Copy each line below in which the string "tiles" occurs.

-- BEGIN --

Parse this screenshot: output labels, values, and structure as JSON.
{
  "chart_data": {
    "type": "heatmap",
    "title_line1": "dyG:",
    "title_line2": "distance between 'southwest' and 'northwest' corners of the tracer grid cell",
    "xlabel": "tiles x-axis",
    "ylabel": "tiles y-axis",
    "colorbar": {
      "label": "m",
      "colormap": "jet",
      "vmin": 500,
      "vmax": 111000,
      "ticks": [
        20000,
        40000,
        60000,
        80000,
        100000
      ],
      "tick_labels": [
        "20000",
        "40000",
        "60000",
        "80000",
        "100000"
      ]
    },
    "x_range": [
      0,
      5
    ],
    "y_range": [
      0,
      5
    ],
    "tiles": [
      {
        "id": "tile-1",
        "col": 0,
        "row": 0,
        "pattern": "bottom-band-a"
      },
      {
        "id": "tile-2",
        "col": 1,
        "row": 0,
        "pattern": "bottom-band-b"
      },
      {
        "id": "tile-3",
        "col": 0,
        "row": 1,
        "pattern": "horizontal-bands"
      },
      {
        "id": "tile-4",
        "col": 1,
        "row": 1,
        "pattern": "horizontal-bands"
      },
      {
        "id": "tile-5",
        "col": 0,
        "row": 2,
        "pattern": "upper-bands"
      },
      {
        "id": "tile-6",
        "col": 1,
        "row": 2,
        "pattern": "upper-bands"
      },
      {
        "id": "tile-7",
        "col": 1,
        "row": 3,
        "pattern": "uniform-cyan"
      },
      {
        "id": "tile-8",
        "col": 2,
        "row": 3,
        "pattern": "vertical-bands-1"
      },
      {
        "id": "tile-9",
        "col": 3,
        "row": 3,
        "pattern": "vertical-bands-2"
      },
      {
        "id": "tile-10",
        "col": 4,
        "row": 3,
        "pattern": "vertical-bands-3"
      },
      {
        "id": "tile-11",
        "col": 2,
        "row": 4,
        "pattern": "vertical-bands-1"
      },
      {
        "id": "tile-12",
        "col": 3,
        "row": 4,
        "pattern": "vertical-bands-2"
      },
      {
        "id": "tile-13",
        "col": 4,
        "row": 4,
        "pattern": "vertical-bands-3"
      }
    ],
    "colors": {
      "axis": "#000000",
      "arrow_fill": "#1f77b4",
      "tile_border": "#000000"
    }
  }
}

-- END --

Solution to this exercise:
    "xlabel": "tiles x-axis",
    "ylabel": "tiles y-axis",
    "tiles": [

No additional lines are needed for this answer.